*The problem:*
Every entry must be duplicated precisely as written.

[Records from a data collection]
====================

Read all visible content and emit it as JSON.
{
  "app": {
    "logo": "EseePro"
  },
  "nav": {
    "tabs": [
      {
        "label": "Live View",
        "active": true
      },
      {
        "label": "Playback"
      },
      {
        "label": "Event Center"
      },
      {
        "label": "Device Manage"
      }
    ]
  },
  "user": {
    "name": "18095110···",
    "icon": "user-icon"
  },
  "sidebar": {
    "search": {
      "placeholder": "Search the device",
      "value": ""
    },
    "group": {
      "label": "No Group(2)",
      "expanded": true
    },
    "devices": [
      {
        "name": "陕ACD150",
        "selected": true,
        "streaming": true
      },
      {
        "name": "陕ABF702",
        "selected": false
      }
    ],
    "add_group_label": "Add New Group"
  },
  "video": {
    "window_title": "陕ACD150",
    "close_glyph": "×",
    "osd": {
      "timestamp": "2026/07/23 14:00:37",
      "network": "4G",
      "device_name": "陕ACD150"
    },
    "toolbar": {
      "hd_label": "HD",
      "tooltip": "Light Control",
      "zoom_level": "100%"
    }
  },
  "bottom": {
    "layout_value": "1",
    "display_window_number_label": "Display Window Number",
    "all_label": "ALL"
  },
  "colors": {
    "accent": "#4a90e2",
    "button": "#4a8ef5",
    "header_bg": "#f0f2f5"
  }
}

====================

*Result of this task:*
Read all visible content and emit it as JSON.
{
  "app": {
    "logo": "EseePro"
  },
  "nav": {
    "tabs": [
      {
        "label": "Live View",
        "active": true
      },
      {
        "label": "Playback"
      },
      {
        "label": "Event Center"
      },
      {
        "label": "Device Manage"
      }
    ]
  },
  "user": {
    "name": "18095110···",
    "icon": "user-icon"
  },
  "sidebar": {
    "search": {
      "placeholder": "Search the device",
      "value": ""
    },
    "group": {
      "label": "No Group(2)",
      "expanded": true
    },
    "devices": [
      {
        "name": "陕ACD150",
        "selected": true,
        "streaming": true
      },
      {
        "name": "陕ABF702",
        "selected": false
      }
    ],
    "add_group_label": "Add New Group"
  },
  "video": {
    "window_title": "陕ACD150",
    "close_glyph": "×",
    "osd": {
      "timestamp": "2026/07/23 14:00:37",
      "network": "4G",
      "device_name": "陕ACD150"
    },
    "toolbar": {
      "hd_label": "HD",
      "tooltip": "Light Control",
      "zoom_level": "100%"
    }
  },
  "bottom": {
    "layout_value": "1",
    "display_window_number_label": "Display Window Number",
    "all_label": "ALL"
  },
  "colors": {
    "accent": "#4a90e2",
    "button": "#4a8ef5",
    "header_bg": "#f0f2f5"
  }
}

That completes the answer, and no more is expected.